» Trecho para leitura:
____________________

Francisca Rosana Rocha Lima, 28 anos, frentista, natural do Maranhão, mas com passagem por Coxim (MS), onde trabalhou e criou laços de amizade.
Lourdes Maria de Lima, 57 anos, tia de Francisca, moradora da região rural de São Domingos do Maranhão.
A motivação foi a não aceitação do fim do relacionamento por parte de André Salvador da Silva, ex-companheiro de Francisca.
De acordo com testemunhas e familiares, Francisca já havia sido agredida anteriormente por André, o que configura histórico de violência doméstica.
André também seria agressivo com a própria mãe, segundo relatos de moradores da comunidade.
O ataque ocorreu na noite do Dia das Mães (11 de maio), por volta das 19h, nas imediações do povoado Baixão Grande, zona rural de São Domingos do Maranhão.
Francisca e sua tia Lourdes estavam retornando para casa após uma confraternização familiar quando foram emboscadas por André Salvador.
Armado com uma faca, André desferiu vários golpes contra Francisca, sua ex-companheira, até matá-la.
Ao perceber o ataque e tentar intervir, Lourdes foi também esfaqueada brutalmente.
As duas mulheres morreram ainda no local, antes de qualquer socorro chegar.
Após o crime, André Salvador fugiu, levando consigo a motocicleta das vítimas.
Ele está foragido desde então.
A Polícia Civil do Maranhão investiga o caso como duplo feminicídio e mobilizou efetivo policial da Delegacia Regional para as buscas.
Até o momento, não há informações confirmadas sobre o paradeiro do acusado, mas diligências continuam em andamento.
A morte de Francisca é caracterizada como feminicídio, pois foi cometida por motivo de gênero e por um ex-companheiro inconformado com o término.
Já o assassinato de Lourdes, embora possa ser interpretado inicialmente como homicídio, também se enquadra como feminicídio, pois:
Foi motivado pela tentativa de defesa de outra mulher em situação de violência doméstica.
A jurisprudência reconhece como feminicídio a morte de uma mulher ocorrida no contexto de proteção a outra vítima de violência de gênero.
Francisca, muito conhecida na cidade de Coxim (MS), onde morou por anos, trabalhou como frentista e deixou amigos e conhecidos abalados com a notícia.
A morte de Lourdes, considerada uma mulher pacífica e protetora, comoveu os moradores da zona rural do município.
Familiares agora cobram justiça e clamam pela prisão do assassino.
A Polícia Civil de São Domingos do Maranhão confirmou que o crime é tratado como feminicídio duplo.
Um inquérito foi instaurado imediatamente.
Buscas estão em curso e o nome de André Salvador da Silva foi inserido no sistema de foragidos.
A população é orientada a não tentar abordá-lo e a comunicar qualquer informação sigilosa pelo Disque-Denúncia (181).
O crime revela mais um episódio cruel do crescente número de feminicídios no Brasil, especialmente em contextos rurais, onde o acesso à proteção institucional é mais escasso. A tragédia de São Domingos do Maranhão é um grito de alerta: violência doméstica é um ciclo que termina, muitas vezes, em tragédia - e a omissão pode custar vidas.

____________________

(Dados estruturados de análise da página)
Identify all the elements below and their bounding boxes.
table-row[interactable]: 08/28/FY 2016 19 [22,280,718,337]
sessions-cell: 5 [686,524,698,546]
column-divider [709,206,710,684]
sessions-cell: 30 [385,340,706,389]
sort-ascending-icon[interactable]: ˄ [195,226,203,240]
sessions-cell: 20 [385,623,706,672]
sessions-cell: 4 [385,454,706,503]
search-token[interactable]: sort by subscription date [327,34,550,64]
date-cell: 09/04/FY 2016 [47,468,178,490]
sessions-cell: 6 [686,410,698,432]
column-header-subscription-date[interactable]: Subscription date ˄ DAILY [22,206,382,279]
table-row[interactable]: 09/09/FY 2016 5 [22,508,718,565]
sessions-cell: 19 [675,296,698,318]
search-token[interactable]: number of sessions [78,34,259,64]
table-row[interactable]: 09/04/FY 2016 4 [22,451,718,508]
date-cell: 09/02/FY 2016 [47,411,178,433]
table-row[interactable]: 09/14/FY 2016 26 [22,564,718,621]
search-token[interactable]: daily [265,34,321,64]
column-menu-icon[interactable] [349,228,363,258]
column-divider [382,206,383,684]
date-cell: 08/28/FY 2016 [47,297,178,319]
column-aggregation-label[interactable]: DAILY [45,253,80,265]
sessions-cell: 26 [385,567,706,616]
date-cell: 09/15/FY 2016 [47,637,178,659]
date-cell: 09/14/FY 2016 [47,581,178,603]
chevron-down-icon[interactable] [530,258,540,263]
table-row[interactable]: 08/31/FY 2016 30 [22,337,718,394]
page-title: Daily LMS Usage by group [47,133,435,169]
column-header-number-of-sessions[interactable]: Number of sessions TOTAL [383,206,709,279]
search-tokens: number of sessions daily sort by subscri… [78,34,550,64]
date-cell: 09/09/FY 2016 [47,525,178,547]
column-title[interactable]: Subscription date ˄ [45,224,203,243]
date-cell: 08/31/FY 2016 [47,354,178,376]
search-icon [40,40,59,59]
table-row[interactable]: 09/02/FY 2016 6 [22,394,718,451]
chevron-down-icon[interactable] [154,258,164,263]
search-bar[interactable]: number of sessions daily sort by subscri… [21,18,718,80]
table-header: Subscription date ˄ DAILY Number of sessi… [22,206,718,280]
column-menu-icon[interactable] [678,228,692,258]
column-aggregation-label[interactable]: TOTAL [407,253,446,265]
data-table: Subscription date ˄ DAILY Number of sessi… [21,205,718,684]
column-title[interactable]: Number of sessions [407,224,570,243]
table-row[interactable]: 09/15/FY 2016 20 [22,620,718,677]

____________________

» Sua tarefa:
Com base na notícia sobre o duplo feminicídio em São Domingos do Maranhão, responda:
1. Por volta de que horário ocorreu o ataque?
2. O que André Salvador levou consigo ao fugir?
3. Por qual canal a população deve comunicar informações sobre o acusado?

» Resultado da tarefa:
1. Por volta das 19h, na noite do Dia das Mães (11 de maio).
2. A motocicleta das vítimas.
3. Pelo Disque-Denúncia (181).